# [GIVEN PROBLEM]
Faithfully return all lines, omitting every embedded picture.

# [AVAILABLE DATA]
══════

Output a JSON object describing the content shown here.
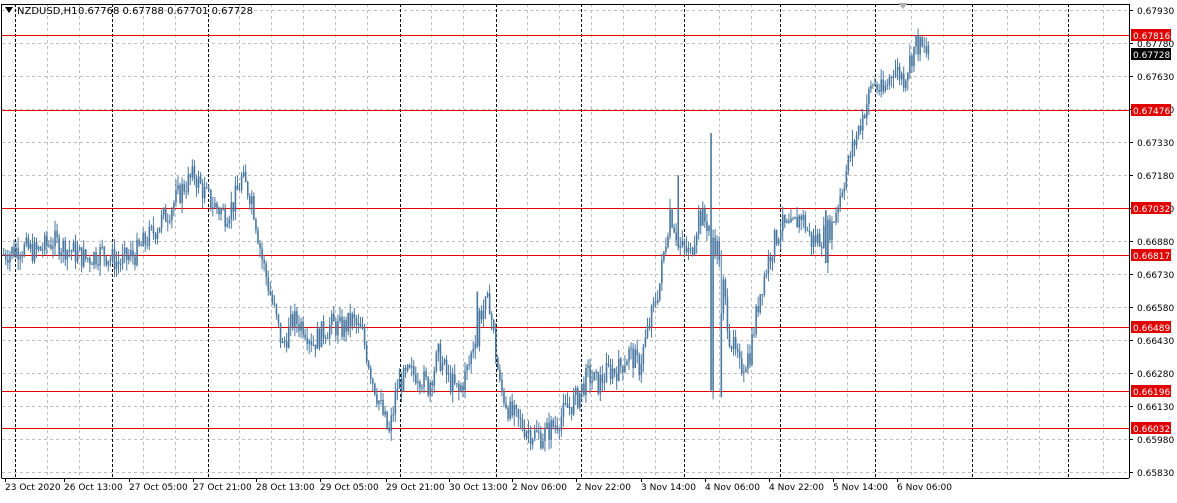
{
  "header": {
    "symbol": "NZDUSD,H1",
    "ohlc": "0.67768 0.67788 0.67701 0.67728"
  },
  "colors": {
    "candle": "#4a78a0",
    "level_line": "#e00000",
    "level_label_bg": "#e00000",
    "current_label_bg": "#000000",
    "grid": "#c0c0c0",
    "vline": "#000000"
  },
  "chart_data": {
    "type": "candlestick",
    "ylim": [
      0.6577,
      0.6798
    ],
    "grid": true,
    "price_ticks": [
      "0.67930",
      "0.67780",
      "0.67630",
      "0.67480",
      "0.67330",
      "0.67180",
      "0.67030",
      "0.66880",
      "0.66730",
      "0.66580",
      "0.66430",
      "0.66280",
      "0.66130",
      "0.65980",
      "0.65830"
    ],
    "date_labels": [
      "23 Oct 2020",
      "26 Oct 13:00",
      "27 Oct 05:00",
      "27 Oct 21:00",
      "28 Oct 13:00",
      "29 Oct 05:00",
      "29 Oct 21:00",
      "30 Oct 13:00",
      "2 Nov 06:00",
      "2 Nov 22:00",
      "3 Nov 14:00",
      "4 Nov 06:00",
      "4 Nov 22:00",
      "5 Nov 14:00",
      "6 Nov 06:00"
    ],
    "levels": [
      "0.67816",
      "0.67476",
      "0.67032",
      "0.66817",
      "0.66489",
      "0.66196",
      "0.66032"
    ],
    "current_price": "0.67728",
    "price_path": [
      [
        0,
        0.6682
      ],
      [
        8,
        0.6685
      ],
      [
        16,
        0.6683
      ],
      [
        24,
        0.6688
      ],
      [
        32,
        0.6684
      ],
      [
        40,
        0.668
      ],
      [
        48,
        0.6683
      ],
      [
        56,
        0.6678
      ],
      [
        64,
        0.6682
      ],
      [
        72,
        0.6691
      ],
      [
        80,
        0.6701
      ],
      [
        88,
        0.6713
      ],
      [
        93,
        0.6718
      ],
      [
        99,
        0.6708
      ],
      [
        104,
        0.6703
      ],
      [
        108,
        0.67
      ],
      [
        112,
        0.6705
      ],
      [
        116,
        0.6716
      ],
      [
        121,
        0.6708
      ],
      [
        126,
        0.668
      ],
      [
        131,
        0.666
      ],
      [
        136,
        0.664
      ],
      [
        141,
        0.6652
      ],
      [
        146,
        0.665
      ],
      [
        151,
        0.6642
      ],
      [
        156,
        0.6647
      ],
      [
        160,
        0.665
      ],
      [
        165,
        0.6648
      ],
      [
        170,
        0.6652
      ],
      [
        175,
        0.6645
      ],
      [
        180,
        0.6625
      ],
      [
        184,
        0.6612
      ],
      [
        188,
        0.66
      ],
      [
        192,
        0.6622
      ],
      [
        197,
        0.6627
      ],
      [
        202,
        0.6628
      ],
      [
        207,
        0.6622
      ],
      [
        212,
        0.6636
      ],
      [
        217,
        0.6625
      ],
      [
        222,
        0.6619
      ],
      [
        227,
        0.6632
      ],
      [
        232,
        0.6655
      ],
      [
        237,
        0.666
      ],
      [
        242,
        0.6622
      ],
      [
        247,
        0.661
      ],
      [
        252,
        0.6605
      ],
      [
        257,
        0.6601
      ],
      [
        262,
        0.6599
      ],
      [
        266,
        0.6602
      ],
      [
        270,
        0.6606
      ],
      [
        275,
        0.6612
      ],
      [
        280,
        0.6617
      ],
      [
        285,
        0.6627
      ],
      [
        290,
        0.6623
      ],
      [
        295,
        0.6629
      ],
      [
        300,
        0.663
      ],
      [
        305,
        0.6637
      ],
      [
        310,
        0.6631
      ],
      [
        315,
        0.665
      ],
      [
        320,
        0.6669
      ],
      [
        325,
        0.6702
      ],
      [
        330,
        0.6685
      ],
      [
        335,
        0.6682
      ],
      [
        339,
        0.67
      ],
      [
        344,
        0.6695
      ],
      [
        349,
        0.6682
      ],
      [
        354,
        0.6645
      ],
      [
        359,
        0.663
      ],
      [
        364,
        0.6637
      ],
      [
        369,
        0.6665
      ],
      [
        374,
        0.6683
      ],
      [
        379,
        0.6695
      ],
      [
        384,
        0.6693
      ],
      [
        389,
        0.67
      ],
      [
        394,
        0.6688
      ],
      [
        399,
        0.669
      ],
      [
        404,
        0.6695
      ],
      [
        409,
        0.6713
      ],
      [
        414,
        0.673
      ],
      [
        419,
        0.6745
      ],
      [
        424,
        0.676
      ],
      [
        429,
        0.6755
      ],
      [
        434,
        0.6767
      ],
      [
        439,
        0.6762
      ],
      [
        442,
        0.677
      ],
      [
        445,
        0.6778
      ],
      [
        448,
        0.6775
      ],
      [
        451,
        0.6773
      ]
    ],
    "spikes": [
      [
        345,
        0.6737,
        0.662
      ],
      [
        350,
        0.6617,
        0.6655
      ],
      [
        329,
        0.6718,
        0.6685
      ],
      [
        231,
        0.6665,
        0.664
      ],
      [
        401,
        0.6702,
        0.6678
      ]
    ]
  }
}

══════

# [TASK ANSWER]
Output a JSON object describing the content shown here.
{
  "header": {
    "symbol": "NZDUSD,H1",
    "ohlc": "0.67768 0.67788 0.67701 0.67728"
  },
  "colors": {
    "candle": "#4a78a0",
    "level_line": "#e00000",
    "level_label_bg": "#e00000",
    "current_label_bg": "#000000",
    "grid": "#c0c0c0",
    "vline": "#000000"
  },
  "chart_data": {
    "type": "candlestick",
    "ylim": [
      0.6577,
      0.6798
    ],
    "grid": true,
    "price_ticks": [
      "0.67930",
      "0.67780",
      "0.67630",
      "0.67480",
      "0.67330",
      "0.67180",
      "0.67030",
      "0.66880",
      "0.66730",
      "0.66580",
      "0.66430",
      "0.66280",
      "0.66130",
      "0.65980",
      "0.65830"
    ],
    "date_labels": [
      "23 Oct 2020",
      "26 Oct 13:00",
      "27 Oct 05:00",
      "27 Oct 21:00",
      "28 Oct 13:00",
      "29 Oct 05:00",
      "29 Oct 21:00",
      "30 Oct 13:00",
      "2 Nov 06:00",
      "2 Nov 22:00",
      "3 Nov 14:00",
      "4 Nov 06:00",
      "4 Nov 22:00",
      "5 Nov 14:00",
      "6 Nov 06:00"
    ],
    "levels": [
      "0.67816",
      "0.67476",
      "0.67032",
      "0.66817",
      "0.66489",
      "0.66196",
      "0.66032"
    ],
    "current_price": "0.67728",
    "price_path": [
      [
        0,
        0.6682
      ],
      [
        8,
        0.6685
      ],
      [
        16,
        0.6683
      ],
      [
        24,
        0.6688
      ],
      [
        32,
        0.6684
      ],
      [
        40,
        0.668
      ],
      [
        48,
        0.6683
      ],
      [
        56,
        0.6678
      ],
      [
        64,
        0.6682
      ],
      [
        72,
        0.6691
      ],
      [
        80,
        0.6701
      ],
      [
        88,
        0.6713
      ],
      [
        93,
        0.6718
      ],
      [
        99,
        0.6708
      ],
      [
        104,
        0.6703
      ],
      [
        108,
        0.67
      ],
      [
        112,
        0.6705
      ],
      [
        116,
        0.6716
      ],
      [
        121,
        0.6708
      ],
      [
        126,
        0.668
      ],
      [
        131,
        0.666
      ],
      [
        136,
        0.664
      ],
      [
        141,
        0.6652
      ],
      [
        146,
        0.665
      ],
      [
        151,
        0.6642
      ],
      [
        156,
        0.6647
      ],
      [
        160,
        0.665
      ],
      [
        165,
        0.6648
      ],
      [
        170,
        0.6652
      ],
      [
        175,
        0.6645
      ],
      [
        180,
        0.6625
      ],
      [
        184,
        0.6612
      ],
      [
        188,
        0.66
      ],
      [
        192,
        0.6622
      ],
      [
        197,
        0.6627
      ],
      [
        202,
        0.6628
      ],
      [
        207,
        0.6622
      ],
      [
        212,
        0.6636
      ],
      [
        217,
        0.6625
      ],
      [
        222,
        0.6619
      ],
      [
        227,
        0.6632
      ],
      [
        232,
        0.6655
      ],
      [
        237,
        0.666
      ],
      [
        242,
        0.6622
      ],
      [
        247,
        0.661
      ],
      [
        252,
        0.6605
      ],
      [
        257,
        0.6601
      ],
      [
        262,
        0.6599
      ],
      [
        266,
        0.6602
      ],
      [
        270,
        0.6606
      ],
      [
        275,
        0.6612
      ],
      [
        280,
        0.6617
      ],
      [
        285,
        0.6627
      ],
      [
        290,
        0.6623
      ],
      [
        295,
        0.6629
      ],
      [
        300,
        0.663
      ],
      [
        305,
        0.6637
      ],
      [
        310,
        0.6631
      ],
      [
        315,
        0.665
      ],
      [
        320,
        0.6669
      ],
      [
        325,
        0.6702
      ],
      [
        330,
        0.6685
      ],
      [
        335,
        0.6682
      ],
      [
        339,
        0.67
      ],
      [
        344,
        0.6695
      ],
      [
        349,
        0.6682
      ],
      [
        354,
        0.6645
      ],
      [
        359,
        0.663
      ],
      [
        364,
        0.6637
      ],
      [
        369,
        0.6665
      ],
      [
        374,
        0.6683
      ],
      [
        379,
        0.6695
      ],
      [
        384,
        0.6693
      ],
      [
        389,
        0.67
      ],
      [
        394,
        0.6688
      ],
      [
        399,
        0.669
      ],
      [
        404,
        0.6695
      ],
      [
        409,
        0.6713
      ],
      [
        414,
        0.673
      ],
      [
        419,
        0.6745
      ],
      [
        424,
        0.676
      ],
      [
        429,
        0.6755
      ],
      [
        434,
        0.6767
      ],
      [
        439,
        0.6762
      ],
      [
        442,
        0.677
      ],
      [
        445,
        0.6778
      ],
      [
        448,
        0.6775
      ],
      [
        451,
        0.6773
      ]
    ],
    "spikes": [
      [
        345,
        0.6737,
        0.662
      ],
      [
        350,
        0.6617,
        0.6655
      ],
      [
        329,
        0.6718,
        0.6685
      ],
      [
        231,
        0.6665,
        0.664
      ],
      [
        401,
        0.6702,
        0.6678
      ]
    ]
  }
}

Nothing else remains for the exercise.